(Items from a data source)
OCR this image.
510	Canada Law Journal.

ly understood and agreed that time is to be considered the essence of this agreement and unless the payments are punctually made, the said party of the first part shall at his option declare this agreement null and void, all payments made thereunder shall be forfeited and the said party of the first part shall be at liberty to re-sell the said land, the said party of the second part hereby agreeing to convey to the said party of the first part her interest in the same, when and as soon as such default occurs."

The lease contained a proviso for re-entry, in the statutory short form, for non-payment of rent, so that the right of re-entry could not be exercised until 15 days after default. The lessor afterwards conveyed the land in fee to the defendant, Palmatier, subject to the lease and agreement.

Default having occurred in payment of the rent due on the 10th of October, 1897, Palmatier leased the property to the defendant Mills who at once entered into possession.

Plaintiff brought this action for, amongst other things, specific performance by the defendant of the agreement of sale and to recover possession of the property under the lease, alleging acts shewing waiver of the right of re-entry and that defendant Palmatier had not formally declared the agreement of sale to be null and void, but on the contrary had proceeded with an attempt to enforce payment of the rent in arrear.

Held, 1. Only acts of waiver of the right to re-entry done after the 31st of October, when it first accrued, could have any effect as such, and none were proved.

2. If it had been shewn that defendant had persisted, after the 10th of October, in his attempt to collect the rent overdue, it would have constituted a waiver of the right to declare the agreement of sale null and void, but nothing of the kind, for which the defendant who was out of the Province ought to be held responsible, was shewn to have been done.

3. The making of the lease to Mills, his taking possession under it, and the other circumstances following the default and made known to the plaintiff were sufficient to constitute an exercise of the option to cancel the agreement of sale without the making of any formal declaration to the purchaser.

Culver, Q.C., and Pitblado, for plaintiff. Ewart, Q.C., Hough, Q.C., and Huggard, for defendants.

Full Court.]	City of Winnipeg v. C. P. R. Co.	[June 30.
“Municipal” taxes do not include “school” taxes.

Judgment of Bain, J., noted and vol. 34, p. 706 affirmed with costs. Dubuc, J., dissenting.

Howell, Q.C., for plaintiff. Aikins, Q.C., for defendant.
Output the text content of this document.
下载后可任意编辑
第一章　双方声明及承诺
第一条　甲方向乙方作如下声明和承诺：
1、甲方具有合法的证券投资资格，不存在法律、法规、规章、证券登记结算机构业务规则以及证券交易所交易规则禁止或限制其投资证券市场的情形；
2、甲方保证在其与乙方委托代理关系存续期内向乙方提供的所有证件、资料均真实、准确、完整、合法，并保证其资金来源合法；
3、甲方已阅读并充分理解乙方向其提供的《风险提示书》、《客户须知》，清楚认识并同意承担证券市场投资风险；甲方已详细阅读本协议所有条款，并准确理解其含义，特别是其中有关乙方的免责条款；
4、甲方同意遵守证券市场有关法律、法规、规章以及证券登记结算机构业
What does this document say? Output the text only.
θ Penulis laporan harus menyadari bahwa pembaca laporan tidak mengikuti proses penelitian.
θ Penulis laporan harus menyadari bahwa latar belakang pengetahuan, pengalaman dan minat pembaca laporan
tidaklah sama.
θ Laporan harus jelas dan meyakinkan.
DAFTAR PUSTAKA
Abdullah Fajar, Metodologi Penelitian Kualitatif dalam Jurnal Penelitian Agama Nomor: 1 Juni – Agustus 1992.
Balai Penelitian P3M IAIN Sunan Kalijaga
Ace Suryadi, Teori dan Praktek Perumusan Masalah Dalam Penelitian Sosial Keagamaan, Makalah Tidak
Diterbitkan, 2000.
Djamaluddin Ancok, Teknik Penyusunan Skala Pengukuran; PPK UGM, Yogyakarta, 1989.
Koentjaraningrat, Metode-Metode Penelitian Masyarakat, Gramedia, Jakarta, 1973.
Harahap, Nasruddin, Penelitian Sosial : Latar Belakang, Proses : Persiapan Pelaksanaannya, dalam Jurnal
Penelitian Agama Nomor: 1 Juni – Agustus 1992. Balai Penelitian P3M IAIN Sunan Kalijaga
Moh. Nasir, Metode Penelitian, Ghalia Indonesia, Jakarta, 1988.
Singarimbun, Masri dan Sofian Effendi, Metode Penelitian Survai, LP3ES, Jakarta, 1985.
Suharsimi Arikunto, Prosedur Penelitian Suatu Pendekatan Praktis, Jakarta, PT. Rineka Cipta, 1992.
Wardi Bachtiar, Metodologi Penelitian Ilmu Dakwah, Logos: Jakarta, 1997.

> [WHAT YOU SHOULD DO] Return every line from the one holding "Output the text content of this document." through the end of the data, exactly as it appears, with both ends kept and nothing else.

> [OUTPUT BELOW]
Output the text content of this document.
下载后可任意编辑
第一章　双方声明及承诺
第一条　甲方向乙方作如下声明和承诺：
1、甲方具有合法的证券投资资格，不存在法律、法规、规章、证券登记结算机构业务规则以及证券交易所交易规则禁止或限制其投资证券市场的情形；
2、甲方保证在其与乙方委托代理关系存续期内向乙方提供的所有证件、资料均真实、准确、完整、合法，并保证其资金来源合法；
3、甲方已阅读并充分理解乙方向其提供的《风险提示书》、《客户须知》，清楚认识并同意承担证券市场投资风险；甲方已详细阅读本协议所有条款，并准确理解其含义，特别是其中有关乙方的免责条款；
4、甲方同意遵守证券市场有关法律、法规、规章以及证券登记结算机构业
What does this document say? Output the text only.
θ Penulis laporan harus menyadari bahwa pembaca laporan tidak mengikuti proses penelitian.
θ Penulis laporan harus menyadari bahwa latar belakang pengetahuan, pengalaman dan minat pembaca laporan
tidaklah sama.
θ Laporan harus jelas dan meyakinkan.
DAFTAR PUSTAKA
Abdullah Fajar, Metodologi Penelitian Kualitatif dalam Jurnal Penelitian Agama Nomor: 1 Juni – Agustus 1992.
Balai Penelitian P3M IAIN Sunan Kalijaga
Ace Suryadi, Teori dan Praktek Perumusan Masalah Dalam Penelitian Sosial Keagamaan, Makalah Tidak
Diterbitkan, 2000.
Djamaluddin Ancok, Teknik Penyusunan Skala Pengukuran; PPK UGM, Yogyakarta, 1989.
Koentjaraningrat, Metode-Metode Penelitian Masyarakat, Gramedia, Jakarta, 1973.
Harahap, Nasruddin, Penelitian Sosial : Latar Belakang, Proses : Persiapan Pelaksanaannya, dalam Jurnal
Penelitian Agama Nomor: 1 Juni – Agustus 1992. Balai Penelitian P3M IAIN Sunan Kalijaga
Moh. Nasir, Metode Penelitian, Ghalia Indonesia, Jakarta, 1988.
Singarimbun, Masri dan Sofian Effendi, Metode Penelitian Survai, LP3ES, Jakarta, 1985.
Suharsimi Arikunto, Prosedur Penelitian Suatu Pendekatan Praktis, Jakarta, PT. Rineka Cipta, 1992.
Wardi Bachtiar, Metodologi Penelitian Ilmu Dakwah, Logos: Jakarta, 1997.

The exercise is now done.